Data entries

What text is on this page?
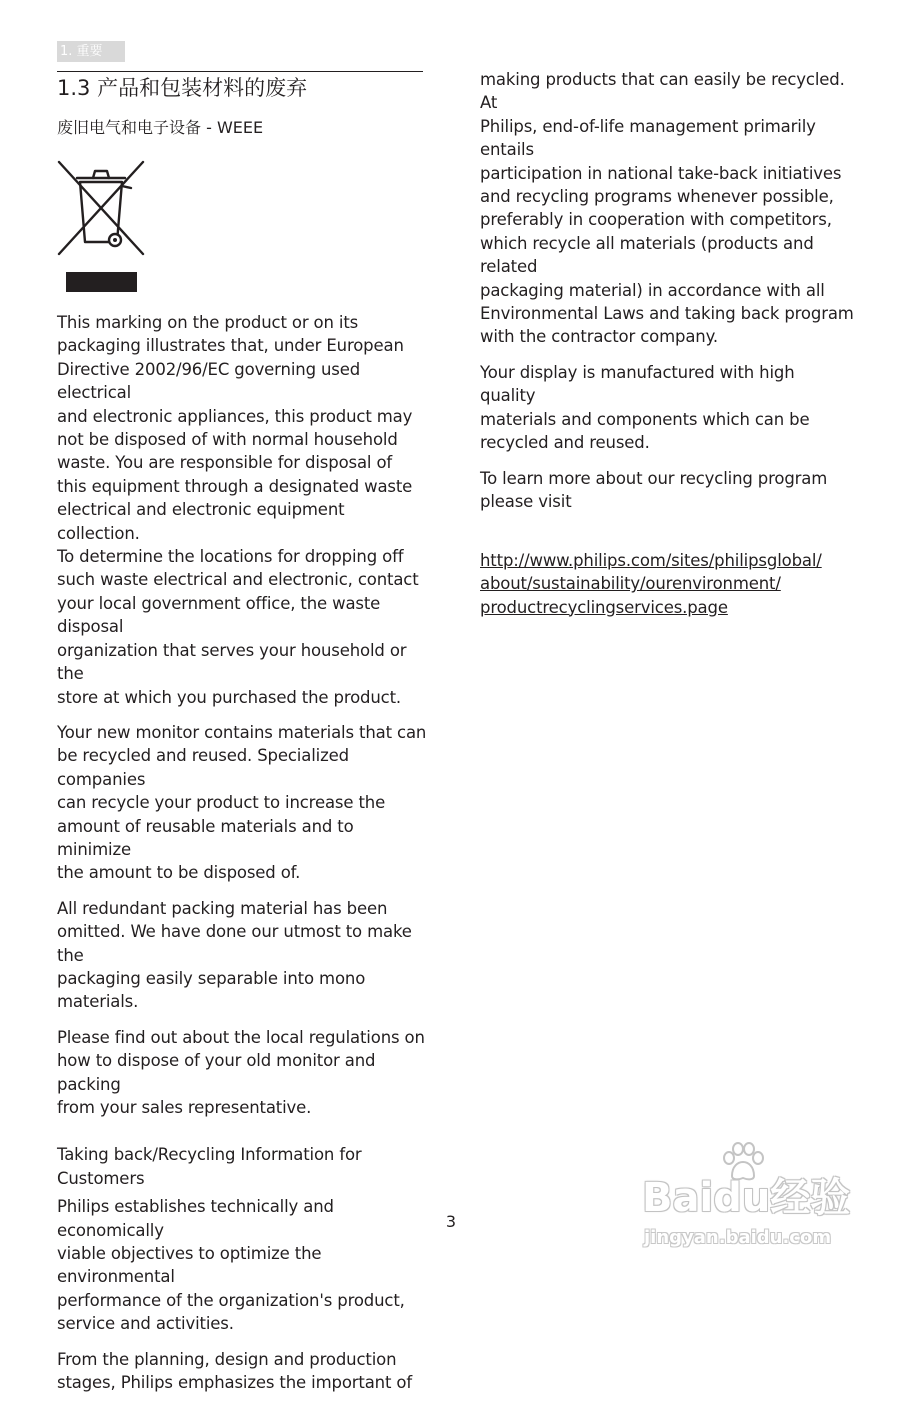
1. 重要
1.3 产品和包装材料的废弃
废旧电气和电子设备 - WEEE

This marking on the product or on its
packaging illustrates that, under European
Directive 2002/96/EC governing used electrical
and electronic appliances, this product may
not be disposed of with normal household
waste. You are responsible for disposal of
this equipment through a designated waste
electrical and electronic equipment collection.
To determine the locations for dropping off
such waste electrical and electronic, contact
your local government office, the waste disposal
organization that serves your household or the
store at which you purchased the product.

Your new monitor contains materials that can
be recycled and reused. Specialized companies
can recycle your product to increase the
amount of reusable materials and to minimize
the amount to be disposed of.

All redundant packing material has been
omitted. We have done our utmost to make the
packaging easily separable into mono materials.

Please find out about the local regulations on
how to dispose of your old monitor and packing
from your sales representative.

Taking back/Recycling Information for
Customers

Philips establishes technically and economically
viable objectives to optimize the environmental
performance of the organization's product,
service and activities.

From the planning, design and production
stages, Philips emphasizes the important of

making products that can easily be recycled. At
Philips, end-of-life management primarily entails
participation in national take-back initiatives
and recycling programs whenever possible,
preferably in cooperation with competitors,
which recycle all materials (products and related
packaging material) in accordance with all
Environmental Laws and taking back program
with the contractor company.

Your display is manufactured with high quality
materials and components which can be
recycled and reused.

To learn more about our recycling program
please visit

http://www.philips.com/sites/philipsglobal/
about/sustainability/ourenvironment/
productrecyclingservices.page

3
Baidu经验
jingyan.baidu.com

TASK REQUIREMENTS
Locate the lines above that contain "household" and copy them.

RESPONSE BELOW
not be disposed of with normal household
organization that serves your household or the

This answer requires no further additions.